═════ Data shown ═════

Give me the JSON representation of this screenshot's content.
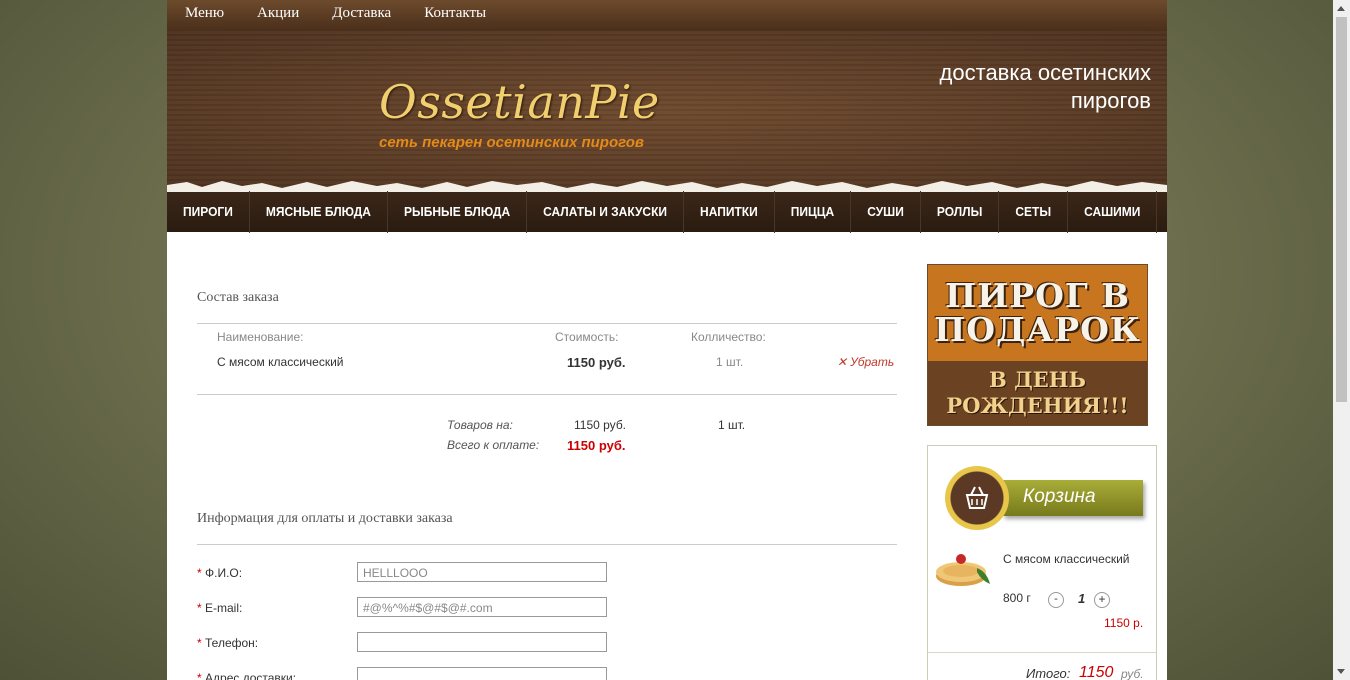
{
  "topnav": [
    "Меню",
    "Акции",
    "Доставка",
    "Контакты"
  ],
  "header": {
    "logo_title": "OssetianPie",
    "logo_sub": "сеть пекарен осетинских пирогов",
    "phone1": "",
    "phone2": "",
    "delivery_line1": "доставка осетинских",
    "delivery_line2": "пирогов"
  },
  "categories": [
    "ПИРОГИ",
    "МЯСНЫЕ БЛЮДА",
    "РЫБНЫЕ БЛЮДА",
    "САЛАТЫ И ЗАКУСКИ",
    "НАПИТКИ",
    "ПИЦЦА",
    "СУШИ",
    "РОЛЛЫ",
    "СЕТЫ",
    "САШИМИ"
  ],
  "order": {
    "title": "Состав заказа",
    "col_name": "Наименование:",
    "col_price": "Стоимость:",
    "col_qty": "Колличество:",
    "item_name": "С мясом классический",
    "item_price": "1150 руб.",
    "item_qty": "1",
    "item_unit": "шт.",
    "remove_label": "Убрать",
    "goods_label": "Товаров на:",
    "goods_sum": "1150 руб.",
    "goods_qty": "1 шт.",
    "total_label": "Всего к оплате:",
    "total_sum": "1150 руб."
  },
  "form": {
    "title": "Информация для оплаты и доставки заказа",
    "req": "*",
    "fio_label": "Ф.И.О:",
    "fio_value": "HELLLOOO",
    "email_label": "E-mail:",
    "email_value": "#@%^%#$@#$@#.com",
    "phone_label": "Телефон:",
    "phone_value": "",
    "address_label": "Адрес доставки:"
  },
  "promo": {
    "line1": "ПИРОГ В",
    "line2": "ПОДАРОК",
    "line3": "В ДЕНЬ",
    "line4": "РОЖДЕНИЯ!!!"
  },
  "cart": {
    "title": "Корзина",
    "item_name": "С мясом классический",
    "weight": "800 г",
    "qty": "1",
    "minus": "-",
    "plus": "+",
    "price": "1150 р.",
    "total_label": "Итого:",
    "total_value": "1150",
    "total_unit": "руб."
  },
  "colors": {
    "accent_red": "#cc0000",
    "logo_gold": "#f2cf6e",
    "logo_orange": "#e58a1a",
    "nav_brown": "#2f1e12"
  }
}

═════
═════ Data shown ═════

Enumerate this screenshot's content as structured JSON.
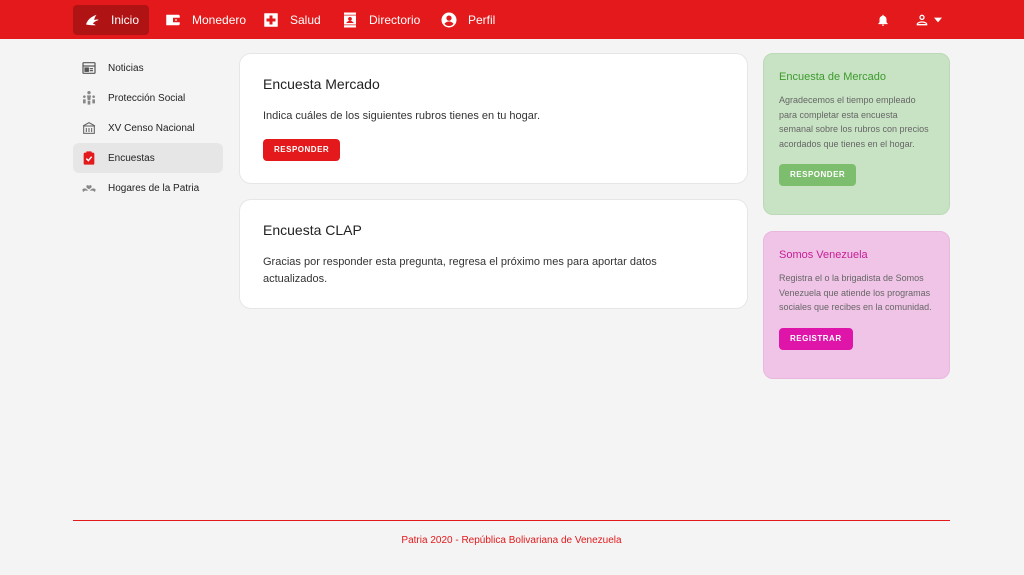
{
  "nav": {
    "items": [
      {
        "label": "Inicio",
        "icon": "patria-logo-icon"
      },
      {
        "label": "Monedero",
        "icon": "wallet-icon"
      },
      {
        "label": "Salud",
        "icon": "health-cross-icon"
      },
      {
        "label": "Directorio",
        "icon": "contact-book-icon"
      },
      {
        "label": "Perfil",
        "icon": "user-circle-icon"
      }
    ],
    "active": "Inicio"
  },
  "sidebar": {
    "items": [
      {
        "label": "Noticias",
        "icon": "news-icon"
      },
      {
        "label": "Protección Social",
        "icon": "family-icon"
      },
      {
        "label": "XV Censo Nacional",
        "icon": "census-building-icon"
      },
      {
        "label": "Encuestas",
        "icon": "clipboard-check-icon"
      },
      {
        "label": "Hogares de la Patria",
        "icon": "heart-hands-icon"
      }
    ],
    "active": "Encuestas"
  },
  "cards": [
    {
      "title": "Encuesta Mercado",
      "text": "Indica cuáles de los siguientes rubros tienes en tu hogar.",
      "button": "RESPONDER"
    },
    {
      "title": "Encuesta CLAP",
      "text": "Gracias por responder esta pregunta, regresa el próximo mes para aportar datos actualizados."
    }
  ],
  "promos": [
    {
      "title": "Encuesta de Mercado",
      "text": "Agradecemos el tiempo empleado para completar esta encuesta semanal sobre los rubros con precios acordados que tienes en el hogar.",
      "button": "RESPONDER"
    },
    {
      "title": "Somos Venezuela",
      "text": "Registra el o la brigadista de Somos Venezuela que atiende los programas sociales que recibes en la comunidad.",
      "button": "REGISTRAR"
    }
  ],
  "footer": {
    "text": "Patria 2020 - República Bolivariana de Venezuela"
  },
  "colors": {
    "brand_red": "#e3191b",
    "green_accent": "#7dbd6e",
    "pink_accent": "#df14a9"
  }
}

═════

Problem statement: Search the listing above for the string "content". Copy every line that contains it.

Solution for this task:
Give me the JSON representation of this screenshot's content.
Enumerate this screenshot's content as structured JSON.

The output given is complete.